Go over the entries below line by line, copying each one that contains the word "this".

◆ ◆ ◆

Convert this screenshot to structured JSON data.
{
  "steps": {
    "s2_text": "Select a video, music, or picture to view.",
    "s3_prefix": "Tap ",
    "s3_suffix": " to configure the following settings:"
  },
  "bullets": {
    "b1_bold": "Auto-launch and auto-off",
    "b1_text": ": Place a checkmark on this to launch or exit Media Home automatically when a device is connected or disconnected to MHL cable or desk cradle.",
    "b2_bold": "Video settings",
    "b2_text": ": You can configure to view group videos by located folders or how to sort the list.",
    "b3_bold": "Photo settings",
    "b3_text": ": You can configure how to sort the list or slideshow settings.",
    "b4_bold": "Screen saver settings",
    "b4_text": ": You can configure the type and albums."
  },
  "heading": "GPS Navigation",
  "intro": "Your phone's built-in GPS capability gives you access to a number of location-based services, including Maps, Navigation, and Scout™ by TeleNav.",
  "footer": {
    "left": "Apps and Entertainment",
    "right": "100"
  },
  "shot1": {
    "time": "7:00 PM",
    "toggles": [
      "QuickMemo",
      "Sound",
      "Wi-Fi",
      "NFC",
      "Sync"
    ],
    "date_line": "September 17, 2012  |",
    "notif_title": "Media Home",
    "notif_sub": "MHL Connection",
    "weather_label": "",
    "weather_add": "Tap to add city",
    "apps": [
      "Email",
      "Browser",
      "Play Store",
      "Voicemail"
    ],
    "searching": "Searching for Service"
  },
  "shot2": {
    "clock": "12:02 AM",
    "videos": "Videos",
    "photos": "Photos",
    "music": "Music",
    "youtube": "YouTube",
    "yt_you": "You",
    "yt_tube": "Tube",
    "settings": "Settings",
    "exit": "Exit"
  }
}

◆ ◆ ◆

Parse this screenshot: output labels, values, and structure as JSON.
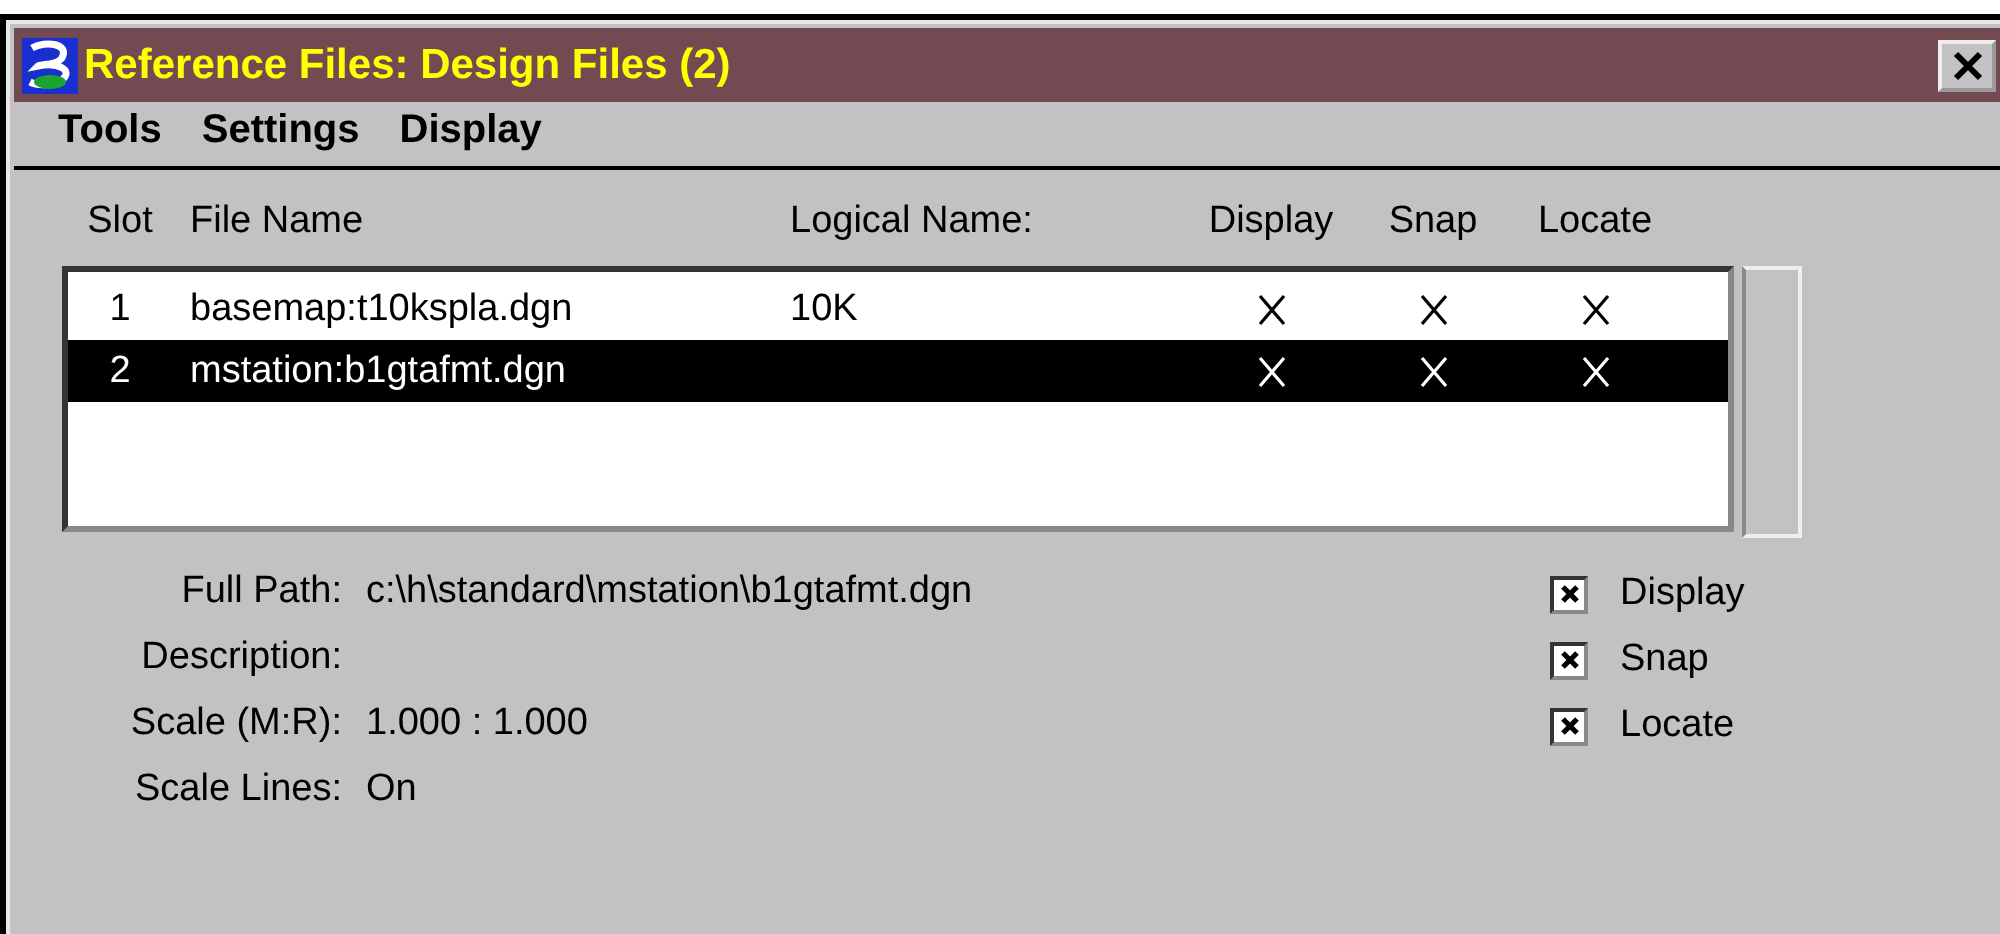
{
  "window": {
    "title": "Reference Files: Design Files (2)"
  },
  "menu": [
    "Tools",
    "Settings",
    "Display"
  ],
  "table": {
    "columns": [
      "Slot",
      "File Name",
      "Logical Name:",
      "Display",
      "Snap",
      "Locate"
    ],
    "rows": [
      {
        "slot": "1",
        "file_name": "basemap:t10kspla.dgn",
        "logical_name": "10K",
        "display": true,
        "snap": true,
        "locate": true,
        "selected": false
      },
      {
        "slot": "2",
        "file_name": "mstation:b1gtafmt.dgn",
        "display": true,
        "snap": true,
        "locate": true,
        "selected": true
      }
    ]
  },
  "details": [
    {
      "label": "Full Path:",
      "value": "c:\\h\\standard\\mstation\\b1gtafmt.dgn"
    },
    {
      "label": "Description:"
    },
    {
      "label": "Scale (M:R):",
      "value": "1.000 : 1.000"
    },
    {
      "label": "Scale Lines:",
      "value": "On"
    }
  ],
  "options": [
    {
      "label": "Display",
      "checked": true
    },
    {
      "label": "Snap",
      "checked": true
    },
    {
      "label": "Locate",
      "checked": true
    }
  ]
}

◆ ◆ ◆

**Correct response:**
Convert this screenshot to structured JSON data.
    "b1_text": ": Place a checkmark on this to launch or exit Media Home automatically when a device is connected or disconnected to MHL cable or desk cradle.",
Parse this screenshot: output labels, values, and structure as JSON.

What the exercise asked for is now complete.